Restate the records in their entirety, word for word.

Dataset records
====

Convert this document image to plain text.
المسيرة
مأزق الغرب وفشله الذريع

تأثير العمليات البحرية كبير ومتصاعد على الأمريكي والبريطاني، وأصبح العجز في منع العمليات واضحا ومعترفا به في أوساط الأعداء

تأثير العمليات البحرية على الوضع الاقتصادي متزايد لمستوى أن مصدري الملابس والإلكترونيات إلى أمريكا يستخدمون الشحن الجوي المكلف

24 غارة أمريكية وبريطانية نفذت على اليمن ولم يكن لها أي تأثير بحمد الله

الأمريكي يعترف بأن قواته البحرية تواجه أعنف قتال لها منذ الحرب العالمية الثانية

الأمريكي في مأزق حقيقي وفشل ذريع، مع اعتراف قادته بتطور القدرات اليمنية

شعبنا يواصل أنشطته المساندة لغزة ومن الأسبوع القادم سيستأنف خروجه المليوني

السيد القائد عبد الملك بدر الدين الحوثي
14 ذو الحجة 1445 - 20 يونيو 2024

====

Complete answer:
Convert this document image to plain text.
المسيرة
مأزق الغرب وفشله الذريع

تأثير العمليات البحرية كبير ومتصاعد على الأمريكي والبريطاني، وأصبح العجز في منع العمليات واضحا ومعترفا به في أوساط الأعداء

تأثير العمليات البحرية على الوضع الاقتصادي متزايد لمستوى أن مصدري الملابس والإلكترونيات إلى أمريكا يستخدمون الشحن الجوي المكلف

24 غارة أمريكية وبريطانية نفذت على اليمن ولم يكن لها أي تأثير بحمد الله

الأمريكي يعترف بأن قواته البحرية تواجه أعنف قتال لها منذ الحرب العالمية الثانية

الأمريكي في مأزق حقيقي وفشل ذريع، مع اعتراف قادته بتطور القدرات اليمنية

شعبنا يواصل أنشطته المساندة لغزة ومن الأسبوع القادم سيستأنف خروجه المليوني

السيد القائد عبد الملك بدر الدين الحوثي
14 ذو الحجة 1445 - 20 يونيو 2024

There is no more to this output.